### [WHAT THE TASK REQUIRES]
Can you output the material exactly as written, minus any pictures it holds?

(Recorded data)
Begin

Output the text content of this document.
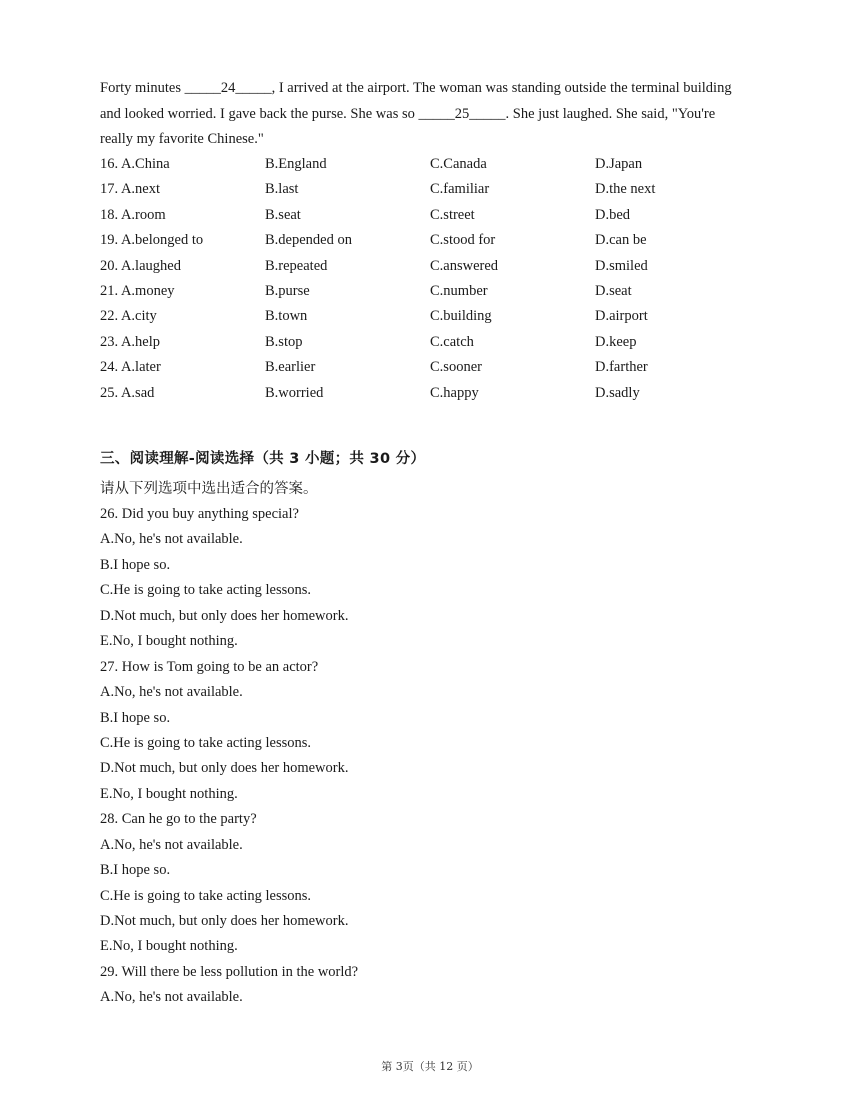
Forty minutes _____24_____, I arrived at the airport. The woman was standing outside the terminal building

and looked worried. I gave back the purse. She was so _____25_____. She just laughed. She said, "You're

really my favorite Chinese."

16. A.China	B.England	C.Canada	D.Japan
17. A.next	B.last	C.familiar	D.the next
18. A.room	B.seat	C.street	D.bed
19. A.belonged to	B.depended on	C.stood for	D.can be
20. A.laughed	B.repeated	C.answered	D.smiled
21. A.money	B.purse	C.number	D.seat
22. A.city	B.town	C.building	D.airport
23. A.help	B.stop	C.catch	D.keep
24. A.later	B.earlier	C.sooner	D.farther
25. A.sad	B.worried	C.happy	D.sadly
三、阅读理解-阅读选择（共 3 小题；共 30 分）
请从下列选项中选出适合的答案。
26. Did you buy anything special?
A.No, he's not available.
B.I hope so.
C.He is going to take acting lessons.
D.Not much, but only does her homework.
E.No, I bought nothing.
27. How is Tom going to be an actor?
A.No, he's not available.
B.I hope so.
C.He is going to take acting lessons.
D.Not much, but only does her homework.
E.No, I bought nothing.
28. Can he go to the party?
A.No, he's not available.
B.I hope so.
C.He is going to take acting lessons.
D.Not much, but only does her homework.
E.No, I bought nothing.
29. Will there be less pollution in the world?
A.No, he's not available.
第 3页（共 12 页）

End

### [RESPONSE]
Output the text content of this document.
Forty minutes _____24_____, I arrived at the airport. The woman was standing outside the terminal building

and looked worried. I gave back the purse. She was so _____25_____. She just laughed. She said, "You're

really my favorite Chinese."

16. A.China	B.England	C.Canada	D.Japan
17. A.next	B.last	C.familiar	D.the next
18. A.room	B.seat	C.street	D.bed
19. A.belonged to	B.depended on	C.stood for	D.can be
20. A.laughed	B.repeated	C.answered	D.smiled
21. A.money	B.purse	C.number	D.seat
22. A.city	B.town	C.building	D.airport
23. A.help	B.stop	C.catch	D.keep
24. A.later	B.earlier	C.sooner	D.farther
25. A.sad	B.worried	C.happy	D.sadly
三、阅读理解-阅读选择（共 3 小题；共 30 分）
请从下列选项中选出适合的答案。
26. Did you buy anything special?
A.No, he's not available.
B.I hope so.
C.He is going to take acting lessons.
D.Not much, but only does her homework.
E.No, I bought nothing.
27. How is Tom going to be an actor?
A.No, he's not available.
B.I hope so.
C.He is going to take acting lessons.
D.Not much, but only does her homework.
E.No, I bought nothing.
28. Can he go to the party?
A.No, he's not available.
B.I hope so.
C.He is going to take acting lessons.
D.Not much, but only does her homework.
E.No, I bought nothing.
29. Will there be less pollution in the world?
A.No, he's not available.
第 3页（共 12 页）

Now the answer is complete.